Exclude images, then output the remaining data verbatim.
▽
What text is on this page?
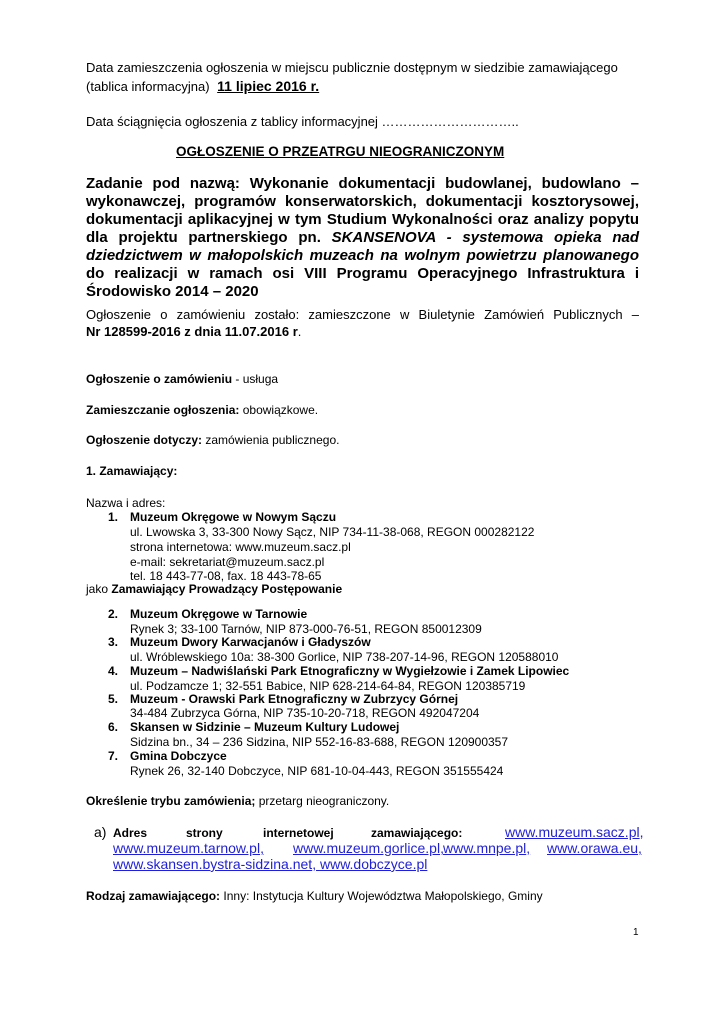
Data zamieszczenia ogłoszenia w miejscu publicznie dostępnym w siedzibie zamawiającego
(tablica informacyjna) 11 lipiec 2016 r.
Data ściągnięcia ogłoszenia z tablicy informacyjnej …………………………..
OGŁOSZENIE O PRZEATRGU NIEOGRANICZONYM
Zadanie pod nazwą: Wykonanie dokumentacji budowlanej, budowlano – wykonawczej, programów konserwatorskich, dokumentacji kosztorysowej, dokumentacji aplikacyjnej w tym Studium Wykonalności oraz analizy popytu dla projektu partnerskiego pn. SKANSENOVA - systemowa opieka nad dziedzictwem w małopolskich muzeach na wolnym powietrzu planowanego do realizacji w ramach osi VIII Programu Operacyjnego Infrastruktura i Środowisko 2014 – 2020
Ogłoszenie o zamówieniu zostało: zamieszczone w Biuletynie Zamówień Publicznych –
Nr 128599-2016 z dnia 11.07.2016 r.
Ogłoszenie o zamówieniu - usługa
Zamieszczanie ogłoszenia: obowiązkowe.
Ogłoszenie dotyczy: zamówienia publicznego.
1. Zamawiający:
Nazwa i adres:
1. Muzeum Okręgowe w Nowym Sączu
ul. Lwowska 3, 33-300 Nowy Sącz, NIP 734-11-38-068, REGON 000282122
strona internetowa: www.muzeum.sacz.pl
e-mail: sekretariat@muzeum.sacz.pl
tel. 18 443-77-08, fax. 18 443-78-65
jako Zamawiający Prowadzący Postępowanie
2. Muzeum Okręgowe w Tarnowie
Rynek 3; 33-100 Tarnów, NIP 873-000-76-51, REGON 850012309
3. Muzeum Dwory Karwacjanów i Gładyszów
ul. Wróblewskiego 10a: 38-300 Gorlice, NIP 738-207-14-96, REGON 120588010
4. Muzeum – Nadwiślański Park Etnograficzny w Wygiełzowie i Zamek Lipowiec
ul. Podzamcze 1; 32-551 Babice, NIP 628-214-64-84, REGON 120385719
5. Muzeum - Orawski Park Etnograficzny w Zubrzycy Górnej
34-484 Zubrzyca Górna, NIP 735-10-20-718, REGON 492047204
6. Skansen w Sidzinie – Muzeum Kultury Ludowej
Sidzina bn., 34 – 236 Sidzina, NIP 552-16-83-688, REGON 120900357
7. Gmina Dobczyce
Rynek 26, 32-140 Dobczyce, NIP 681-10-04-443, REGON 351555424
Określenie trybu zamówienia; przetarg nieograniczony.
a) Adres	strony	internetowej	zamawiającego:	www.muzeum.sacz.pl,
www.muzeum.tarnow.pl, www.muzeum.gorlice.pl, www.mnpe.pl, www.orawa.eu,
www.skansen.bystra-sidzina.net, www.dobczyce.pl
Rodzaj zamawiającego: Inny: Instytucja Kultury Województwa Małopolskiego, Gminy
1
△
§ **Task result**
What text is on this page?
Data zamieszczenia ogłoszenia w miejscu publicznie dostępnym w siedzibie zamawiającego
(tablica informacyjna) 11 lipiec 2016 r.
Data ściągnięcia ogłoszenia z tablicy informacyjnej …………………………..
OGŁOSZENIE O PRZEATRGU NIEOGRANICZONYM
Zadanie pod nazwą: Wykonanie dokumentacji budowlanej, budowlano – wykonawczej, programów konserwatorskich, dokumentacji kosztorysowej, dokumentacji aplikacyjnej w tym Studium Wykonalności oraz analizy popytu dla projektu partnerskiego pn. SKANSENOVA - systemowa opieka nad dziedzictwem w małopolskich muzeach na wolnym powietrzu planowanego do realizacji w ramach osi VIII Programu Operacyjnego Infrastruktura i Środowisko 2014 – 2020
Ogłoszenie o zamówieniu zostało: zamieszczone w Biuletynie Zamówień Publicznych –
Nr 128599-2016 z dnia 11.07.2016 r.
Ogłoszenie o zamówieniu - usługa
Zamieszczanie ogłoszenia: obowiązkowe.
Ogłoszenie dotyczy: zamówienia publicznego.
1. Zamawiający:
Nazwa i adres:
1. Muzeum Okręgowe w Nowym Sączu
ul. Lwowska 3, 33-300 Nowy Sącz, NIP 734-11-38-068, REGON 000282122
strona internetowa: www.muzeum.sacz.pl
e-mail: sekretariat@muzeum.sacz.pl
tel. 18 443-77-08, fax. 18 443-78-65
jako Zamawiający Prowadzący Postępowanie
2. Muzeum Okręgowe w Tarnowie
Rynek 3; 33-100 Tarnów, NIP 873-000-76-51, REGON 850012309
3. Muzeum Dwory Karwacjanów i Gładyszów
ul. Wróblewskiego 10a: 38-300 Gorlice, NIP 738-207-14-96, REGON 120588010
4. Muzeum – Nadwiślański Park Etnograficzny w Wygiełzowie i Zamek Lipowiec
ul. Podzamcze 1; 32-551 Babice, NIP 628-214-64-84, REGON 120385719
5. Muzeum - Orawski Park Etnograficzny w Zubrzycy Górnej
34-484 Zubrzyca Górna, NIP 735-10-20-718, REGON 492047204
6. Skansen w Sidzinie – Muzeum Kultury Ludowej
Sidzina bn., 34 – 236 Sidzina, NIP 552-16-83-688, REGON 120900357
7. Gmina Dobczyce
Rynek 26, 32-140 Dobczyce, NIP 681-10-04-443, REGON 351555424
Określenie trybu zamówienia; przetarg nieograniczony.
a) Adres	strony	internetowej	zamawiającego:	www.muzeum.sacz.pl,
www.muzeum.tarnow.pl, www.muzeum.gorlice.pl, www.mnpe.pl, www.orawa.eu,
www.skansen.bystra-sidzina.net, www.dobczyce.pl
Rodzaj zamawiającego: Inny: Instytucja Kultury Województwa Małopolskiego, Gminy
1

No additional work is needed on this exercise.